Dina Ercilia Boluarte Zegarra ( (); born 31 May 1962) is a Peruvian politician, civil servant, and lawyer currently serving as the President of Peru since 7 December 2022. She had served as the first vice president and minister at the Ministry of Development and Social Inclusion under President Pedro Castillo. Before then, she served as an officer at the National Registry of Identification and Civil Status (RENIEC) from 2007 until 2022. With Boluarte assuming the presidency as the sole vice president, President of Congress José Williams is next in the line of succession.

Boluarte is the first woman to become President of Peru. She was sworn in following President Pedro Castillo's attempt to dissolve Congress, citing the legislature's obstruction of his government, which resulted in his impeachment, ousting, and arrest. Her presidency comes during a period of political turmoil in Peru that began in 2017, as she is the sixth president in five years. She would quickly receive support from right-wing groups and the media organizations in Peru. Boluarte created a coalition with the majority right-wing Congress of Peru, which had lost but not conceded the 2021 Peruvian general election, and the Peruvian Armed Forces, raising concerns about a civilian-military government forming. During her first months as president, protests against her government emerged across Peru, during which authorities perpetrated the Ayacucho massacre and Juliaca massacre. Her government's violent reaction to protests resulted with Freedom House moving Peru from "Free" to "Partly free" in the 2023 Freedom in the World.

Attorney General of Peru Patricia Benavides announced investigations on 10 January 2023 to determine if Boluarte, Prime Minister Alberto Otárola, Minister of the Interior Víctor Rojas, and Minister of Defense Jorge Chávez committed genocide and aggravated homicide. Groups in Congress opposed to Boluarte opened an impeachment motion against her on 25 January 2023, citing moral incapacity. Some Latin American governments, including Argentina, Bolivia, Colombia, Honduras, Mexico and Venezuela have continued to recognize that Pedro Castillo is the democratically elected President of Peru following the events in December 2022 and refused to recognize Boluarte.

Early life and education   
Boluarte was born in Chalhuanca, Apurímac, on 31 May 1962. She graduated as a lawyer from the University of San Martín de Porres and did postgraduate studies at that university.

Early career 
Boluarte is president of the Apurímac Club in Lima. She has worked at National Registry of Identification and Civil Status as an attorney and officer since 2007.

She ran unsuccessfully for mayor of Lima's Surquillo district in 2018, representing the Free Peru party. She also participated in the extraordinary parliamentary elections in 2020 for Free Peru, though she did not obtain a congressional seat.

Vice presidency (2021–2022)

Election 

In the 2021 presidential election she was part of the presidential ticket of Pedro Castillo, which was victorious in the run-off.

◆ Stated goal A ◆
Translate this sentence from the text on Dina Boluarte into Spanish: "Boluarte is the first woman to become President of Peru."

◆ Entries supplied ◆
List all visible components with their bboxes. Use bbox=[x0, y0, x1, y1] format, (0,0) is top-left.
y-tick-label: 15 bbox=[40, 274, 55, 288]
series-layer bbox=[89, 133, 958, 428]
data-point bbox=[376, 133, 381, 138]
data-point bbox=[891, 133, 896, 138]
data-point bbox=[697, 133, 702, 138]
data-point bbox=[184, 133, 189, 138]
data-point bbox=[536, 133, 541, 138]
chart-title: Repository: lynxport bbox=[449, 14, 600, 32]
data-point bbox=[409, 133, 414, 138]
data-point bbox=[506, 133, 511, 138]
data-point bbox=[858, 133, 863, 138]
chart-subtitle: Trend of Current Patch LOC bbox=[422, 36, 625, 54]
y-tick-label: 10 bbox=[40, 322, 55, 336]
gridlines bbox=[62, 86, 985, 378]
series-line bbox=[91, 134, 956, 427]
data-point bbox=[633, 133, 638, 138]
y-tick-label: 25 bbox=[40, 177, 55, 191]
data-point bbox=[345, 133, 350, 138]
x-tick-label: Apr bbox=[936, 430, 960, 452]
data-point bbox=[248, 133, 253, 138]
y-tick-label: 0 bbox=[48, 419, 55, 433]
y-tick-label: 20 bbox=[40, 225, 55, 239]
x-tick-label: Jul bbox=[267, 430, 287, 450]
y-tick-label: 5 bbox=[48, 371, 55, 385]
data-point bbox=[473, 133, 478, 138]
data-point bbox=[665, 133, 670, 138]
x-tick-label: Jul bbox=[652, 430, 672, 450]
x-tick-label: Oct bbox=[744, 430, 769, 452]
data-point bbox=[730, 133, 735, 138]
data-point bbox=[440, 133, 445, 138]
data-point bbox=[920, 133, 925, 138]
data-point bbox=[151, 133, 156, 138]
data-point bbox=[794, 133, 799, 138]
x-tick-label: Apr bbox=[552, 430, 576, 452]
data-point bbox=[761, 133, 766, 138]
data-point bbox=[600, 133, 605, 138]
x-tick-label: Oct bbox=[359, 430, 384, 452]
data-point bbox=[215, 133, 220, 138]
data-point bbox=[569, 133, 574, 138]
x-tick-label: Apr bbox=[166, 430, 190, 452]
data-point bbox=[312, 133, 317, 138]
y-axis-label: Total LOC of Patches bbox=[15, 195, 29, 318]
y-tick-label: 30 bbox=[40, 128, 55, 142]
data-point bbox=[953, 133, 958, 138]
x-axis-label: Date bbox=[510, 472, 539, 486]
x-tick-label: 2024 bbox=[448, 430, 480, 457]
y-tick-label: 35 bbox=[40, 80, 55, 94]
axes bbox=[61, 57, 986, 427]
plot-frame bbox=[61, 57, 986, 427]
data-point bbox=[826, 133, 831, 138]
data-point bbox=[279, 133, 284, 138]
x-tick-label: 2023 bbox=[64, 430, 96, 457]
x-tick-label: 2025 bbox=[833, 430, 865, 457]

◆ Stated goal B ◆
Reproduce the listing verbatim, beginning with its first line and ending with the line that contains "y-tick-label: 20 bbox=[40, 225, 55, 239]", including both of those lines.

◆ Worked solution A ◆
Boluarte es la primera mujer en convertirse en presidenta del Perú.

◆ Worked solution B ◆
List all visible components with their bboxes. Use bbox=[x0, y0, x1, y1] format, (0,0) is top-left.
y-tick-label: 15 bbox=[40, 274, 55, 288]
series-layer bbox=[89, 133, 958, 428]
data-point bbox=[376, 133, 381, 138]
data-point bbox=[891, 133, 896, 138]
data-point bbox=[697, 133, 702, 138]
data-point bbox=[184, 133, 189, 138]
data-point bbox=[536, 133, 541, 138]
chart-title: Repository: lynxport bbox=[449, 14, 600, 32]
data-point bbox=[409, 133, 414, 138]
data-point bbox=[506, 133, 511, 138]
data-point bbox=[858, 133, 863, 138]
chart-subtitle: Trend of Current Patch LOC bbox=[422, 36, 625, 54]
y-tick-label: 10 bbox=[40, 322, 55, 336]
gridlines bbox=[62, 86, 985, 378]
series-line bbox=[91, 134, 956, 427]
data-point bbox=[633, 133, 638, 138]
y-tick-label: 25 bbox=[40, 177, 55, 191]
data-point bbox=[345, 133, 350, 138]
x-tick-label: Apr bbox=[936, 430, 960, 452]
data-point bbox=[248, 133, 253, 138]
y-tick-label: 0 bbox=[48, 419, 55, 433]
y-tick-label: 20 bbox=[40, 225, 55, 239]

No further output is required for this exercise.